#### Task brief:
Reproduce each line that includes the word "NARASIMHA".

··· Provided records ···

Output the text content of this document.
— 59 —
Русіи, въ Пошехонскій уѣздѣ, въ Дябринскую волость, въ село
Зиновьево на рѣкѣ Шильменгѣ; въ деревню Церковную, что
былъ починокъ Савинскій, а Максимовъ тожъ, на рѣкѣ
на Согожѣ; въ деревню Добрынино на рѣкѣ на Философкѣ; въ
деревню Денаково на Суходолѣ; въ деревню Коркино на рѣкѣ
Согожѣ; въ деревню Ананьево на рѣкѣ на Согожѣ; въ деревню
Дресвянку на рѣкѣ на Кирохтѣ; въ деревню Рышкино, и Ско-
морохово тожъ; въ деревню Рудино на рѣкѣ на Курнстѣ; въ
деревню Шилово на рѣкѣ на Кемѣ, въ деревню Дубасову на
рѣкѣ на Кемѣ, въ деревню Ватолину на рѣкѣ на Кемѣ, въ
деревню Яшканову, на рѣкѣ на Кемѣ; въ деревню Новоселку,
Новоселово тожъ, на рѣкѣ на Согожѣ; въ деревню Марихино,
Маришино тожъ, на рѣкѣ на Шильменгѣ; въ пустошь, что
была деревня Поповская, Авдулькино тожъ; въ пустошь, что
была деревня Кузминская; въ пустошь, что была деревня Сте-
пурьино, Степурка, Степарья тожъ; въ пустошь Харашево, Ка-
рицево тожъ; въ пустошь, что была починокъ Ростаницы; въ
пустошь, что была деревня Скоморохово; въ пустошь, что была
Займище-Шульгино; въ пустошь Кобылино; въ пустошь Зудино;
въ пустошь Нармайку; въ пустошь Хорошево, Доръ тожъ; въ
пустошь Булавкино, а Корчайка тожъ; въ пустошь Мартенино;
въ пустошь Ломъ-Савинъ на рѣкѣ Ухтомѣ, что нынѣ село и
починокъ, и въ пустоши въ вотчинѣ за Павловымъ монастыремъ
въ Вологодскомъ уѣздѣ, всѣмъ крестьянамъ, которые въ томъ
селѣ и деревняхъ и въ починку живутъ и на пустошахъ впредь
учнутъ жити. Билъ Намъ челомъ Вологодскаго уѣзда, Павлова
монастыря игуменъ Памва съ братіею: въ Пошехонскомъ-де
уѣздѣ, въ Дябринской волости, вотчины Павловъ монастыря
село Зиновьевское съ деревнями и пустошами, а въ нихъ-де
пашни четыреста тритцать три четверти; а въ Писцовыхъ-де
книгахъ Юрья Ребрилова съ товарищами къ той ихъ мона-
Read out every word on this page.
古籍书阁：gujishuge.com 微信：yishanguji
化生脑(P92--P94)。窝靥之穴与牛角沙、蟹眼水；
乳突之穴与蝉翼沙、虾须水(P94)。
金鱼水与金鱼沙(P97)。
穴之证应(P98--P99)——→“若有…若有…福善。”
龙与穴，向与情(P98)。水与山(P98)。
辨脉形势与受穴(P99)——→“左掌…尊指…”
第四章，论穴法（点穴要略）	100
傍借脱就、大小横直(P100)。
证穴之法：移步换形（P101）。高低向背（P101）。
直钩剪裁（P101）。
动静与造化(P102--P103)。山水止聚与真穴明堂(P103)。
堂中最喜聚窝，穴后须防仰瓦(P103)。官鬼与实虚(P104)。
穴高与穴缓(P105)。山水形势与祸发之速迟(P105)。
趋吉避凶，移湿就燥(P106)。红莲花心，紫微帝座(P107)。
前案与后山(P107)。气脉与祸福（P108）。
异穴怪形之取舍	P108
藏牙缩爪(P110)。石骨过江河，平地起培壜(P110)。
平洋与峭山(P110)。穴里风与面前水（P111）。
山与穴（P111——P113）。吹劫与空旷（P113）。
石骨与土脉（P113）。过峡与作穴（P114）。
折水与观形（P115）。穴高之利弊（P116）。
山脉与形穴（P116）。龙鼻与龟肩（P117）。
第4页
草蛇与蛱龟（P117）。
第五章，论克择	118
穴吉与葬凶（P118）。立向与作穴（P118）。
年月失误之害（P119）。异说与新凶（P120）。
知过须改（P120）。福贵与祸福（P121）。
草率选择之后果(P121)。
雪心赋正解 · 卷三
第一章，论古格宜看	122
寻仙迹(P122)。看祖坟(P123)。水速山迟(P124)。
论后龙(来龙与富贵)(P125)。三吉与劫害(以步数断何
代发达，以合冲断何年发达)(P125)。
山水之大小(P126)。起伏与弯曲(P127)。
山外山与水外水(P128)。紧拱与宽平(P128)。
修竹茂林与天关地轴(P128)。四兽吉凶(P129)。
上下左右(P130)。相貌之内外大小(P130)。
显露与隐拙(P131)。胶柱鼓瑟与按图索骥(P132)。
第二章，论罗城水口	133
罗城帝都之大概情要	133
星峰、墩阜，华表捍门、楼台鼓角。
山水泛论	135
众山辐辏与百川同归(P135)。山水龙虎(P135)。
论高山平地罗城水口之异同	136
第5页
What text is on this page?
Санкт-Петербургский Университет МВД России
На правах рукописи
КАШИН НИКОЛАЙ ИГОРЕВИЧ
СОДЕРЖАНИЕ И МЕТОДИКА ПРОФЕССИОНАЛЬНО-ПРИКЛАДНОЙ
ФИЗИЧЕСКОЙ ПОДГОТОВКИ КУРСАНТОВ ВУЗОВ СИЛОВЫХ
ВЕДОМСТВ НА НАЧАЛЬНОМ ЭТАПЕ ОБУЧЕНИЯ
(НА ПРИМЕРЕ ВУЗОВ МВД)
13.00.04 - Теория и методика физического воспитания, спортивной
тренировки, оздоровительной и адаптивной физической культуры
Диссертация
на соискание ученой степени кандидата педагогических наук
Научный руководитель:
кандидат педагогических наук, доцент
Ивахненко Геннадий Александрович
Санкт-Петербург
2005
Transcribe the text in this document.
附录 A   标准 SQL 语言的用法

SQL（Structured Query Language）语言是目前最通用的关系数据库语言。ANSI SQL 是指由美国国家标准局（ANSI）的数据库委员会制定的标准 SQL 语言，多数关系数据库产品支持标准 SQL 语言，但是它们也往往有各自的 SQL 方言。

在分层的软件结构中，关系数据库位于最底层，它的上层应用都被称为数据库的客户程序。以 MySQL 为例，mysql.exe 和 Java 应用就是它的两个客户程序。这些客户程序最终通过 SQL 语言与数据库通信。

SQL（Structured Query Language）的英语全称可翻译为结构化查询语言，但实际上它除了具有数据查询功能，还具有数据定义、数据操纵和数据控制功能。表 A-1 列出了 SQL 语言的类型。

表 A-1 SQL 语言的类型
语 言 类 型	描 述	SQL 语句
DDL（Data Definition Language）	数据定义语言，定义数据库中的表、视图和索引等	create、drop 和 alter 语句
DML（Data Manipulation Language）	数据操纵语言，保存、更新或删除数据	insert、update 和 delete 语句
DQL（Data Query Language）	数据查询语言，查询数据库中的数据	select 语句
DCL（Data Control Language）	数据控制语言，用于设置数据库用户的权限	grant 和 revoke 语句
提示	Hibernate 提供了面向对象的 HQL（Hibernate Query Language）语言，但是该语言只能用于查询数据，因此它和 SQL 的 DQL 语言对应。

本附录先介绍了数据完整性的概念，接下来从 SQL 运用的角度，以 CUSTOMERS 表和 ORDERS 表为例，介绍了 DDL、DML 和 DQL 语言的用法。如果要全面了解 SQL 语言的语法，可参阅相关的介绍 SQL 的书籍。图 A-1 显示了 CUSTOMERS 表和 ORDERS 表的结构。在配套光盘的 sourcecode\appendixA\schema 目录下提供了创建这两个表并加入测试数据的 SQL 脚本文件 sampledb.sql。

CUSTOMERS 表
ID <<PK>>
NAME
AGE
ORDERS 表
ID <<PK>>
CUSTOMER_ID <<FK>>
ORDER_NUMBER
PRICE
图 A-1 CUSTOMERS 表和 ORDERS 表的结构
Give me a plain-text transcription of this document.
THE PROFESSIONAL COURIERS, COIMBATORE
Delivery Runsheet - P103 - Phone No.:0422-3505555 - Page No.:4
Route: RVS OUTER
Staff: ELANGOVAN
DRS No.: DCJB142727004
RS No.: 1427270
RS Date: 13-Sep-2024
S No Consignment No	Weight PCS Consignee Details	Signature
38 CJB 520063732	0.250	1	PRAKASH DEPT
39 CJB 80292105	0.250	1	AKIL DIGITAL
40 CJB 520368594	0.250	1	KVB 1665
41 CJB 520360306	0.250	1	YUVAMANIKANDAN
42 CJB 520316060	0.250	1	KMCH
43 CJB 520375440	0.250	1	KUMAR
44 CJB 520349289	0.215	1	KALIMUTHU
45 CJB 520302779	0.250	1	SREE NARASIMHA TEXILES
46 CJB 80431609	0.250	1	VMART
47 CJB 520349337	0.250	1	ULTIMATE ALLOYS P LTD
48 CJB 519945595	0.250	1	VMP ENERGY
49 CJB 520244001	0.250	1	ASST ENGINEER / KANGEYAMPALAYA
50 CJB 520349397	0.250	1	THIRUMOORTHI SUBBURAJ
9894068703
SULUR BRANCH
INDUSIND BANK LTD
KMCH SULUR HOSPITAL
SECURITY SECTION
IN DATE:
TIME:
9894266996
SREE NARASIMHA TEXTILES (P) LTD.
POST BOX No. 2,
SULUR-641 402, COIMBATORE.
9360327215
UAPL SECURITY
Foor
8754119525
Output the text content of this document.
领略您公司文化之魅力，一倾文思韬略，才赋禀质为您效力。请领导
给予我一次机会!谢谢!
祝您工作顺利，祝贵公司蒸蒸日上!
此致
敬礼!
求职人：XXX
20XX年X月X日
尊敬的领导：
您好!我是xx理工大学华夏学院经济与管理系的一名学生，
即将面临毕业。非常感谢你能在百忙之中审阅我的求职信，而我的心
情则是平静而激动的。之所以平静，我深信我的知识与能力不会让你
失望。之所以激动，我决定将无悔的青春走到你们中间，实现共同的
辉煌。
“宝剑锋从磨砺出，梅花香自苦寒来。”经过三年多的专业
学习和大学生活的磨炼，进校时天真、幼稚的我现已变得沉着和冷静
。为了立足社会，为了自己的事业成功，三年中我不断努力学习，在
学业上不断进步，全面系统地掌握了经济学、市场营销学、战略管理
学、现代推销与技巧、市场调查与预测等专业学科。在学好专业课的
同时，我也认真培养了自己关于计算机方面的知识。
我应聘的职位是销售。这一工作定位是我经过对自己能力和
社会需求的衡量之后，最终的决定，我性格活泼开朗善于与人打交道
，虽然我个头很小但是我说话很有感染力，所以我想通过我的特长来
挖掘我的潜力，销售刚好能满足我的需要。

···

#### Output:
45 CJB 520302779	0.250	1	SREE NARASIMHA TEXILES
SREE NARASIMHA TEXTILES (P) LTD.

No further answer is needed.